> _Given exercise_
Pick out the lines below with "kontrollampen" and list them.

Data entries
-- start --

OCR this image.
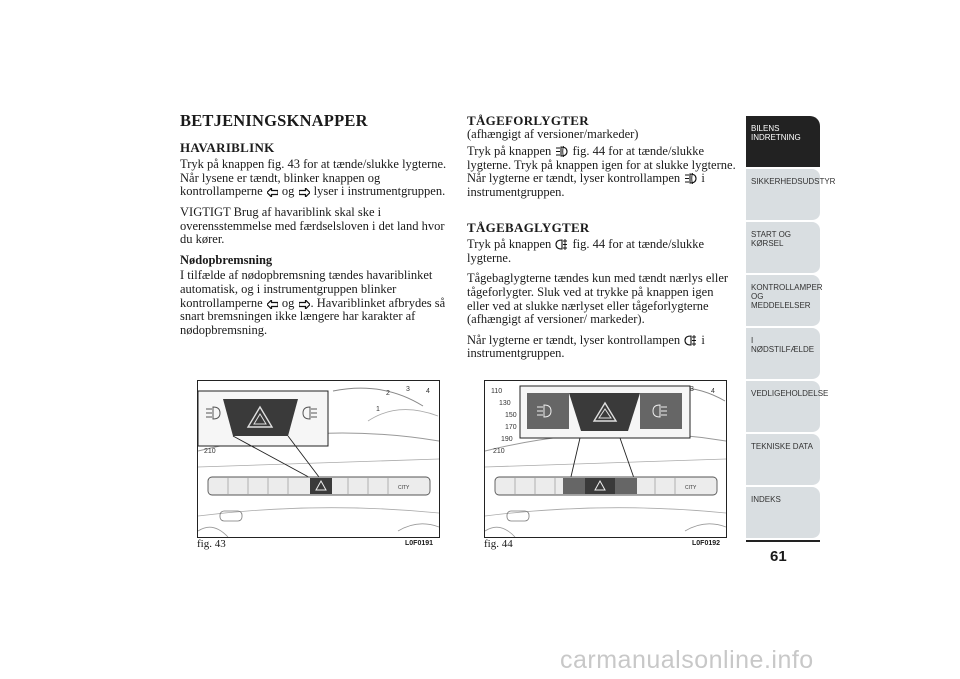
BETJENINGSKNAPPER
HAVARIBLINK

Tryk på knappen fig. 43 for at tænde/slukke lygterne. Når lysene er tændt, blinker knappen og kontrollamperne og lyser i instrumentgruppen.

VIGTIGT Brug af havariblink skal ske i overensstemmelse med færdselsloven i det land hvor du kører.

Nødopbremsning

I tilfælde af nødopbremsning tændes havariblinket automatisk, og i instrumentgruppen blinker kontrollamperne og . Havariblinket afbrydes så snart bremsningen ikke længere har karakter af nødopbremsning.

TÅGEFORLYGTER

(afhængigt af versioner/markeder)

Tryk på knappen fig. 44 for at tænde/slukke lygterne. Tryk på knappen igen for at slukke lygterne. Når lygterne er tændt, lyser kontrollampen i instrumentgruppen.

TÅGEBAGLYGTER

Tryk på knappen fig. 44 for at tænde/slukke lygterne.

Tågebaglygterne tændes kun med tændt nærlys eller tågeforlygter. Sluk ved at trykke på knappen igen eller ved at slukke nærlyset eller tågeforlygterne (afhængigt af versioner/ markeder).

Når lygterne er tændt, lyser kontrollampen i instrumentgruppen.

210
2
3 4
1
CITY
fig. 43	L0F0191
110
130
150
170
190
210
3 4
CITY
fig. 44	L0F0192
BILENS INDRETNING
SIKKERHEDSUDSTYR
START OG KØRSEL
KONTROLLAMPER OG MEDDELELSER
I NØDSTILFÆLDE
VEDLIGEHOLDELSE
TEKNISKE DATA
INDEKS
61
carmanualsonline.info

-- end --

> _In response_
Tryk på knappen fig. 44 for at tænde/slukke lygterne. Tryk på knappen igen for at slukke lygterne. Når lygterne er tændt, lyser kontrollampen i instrumentgruppen.
Når lygterne er tændt, lyser kontrollampen i instrumentgruppen.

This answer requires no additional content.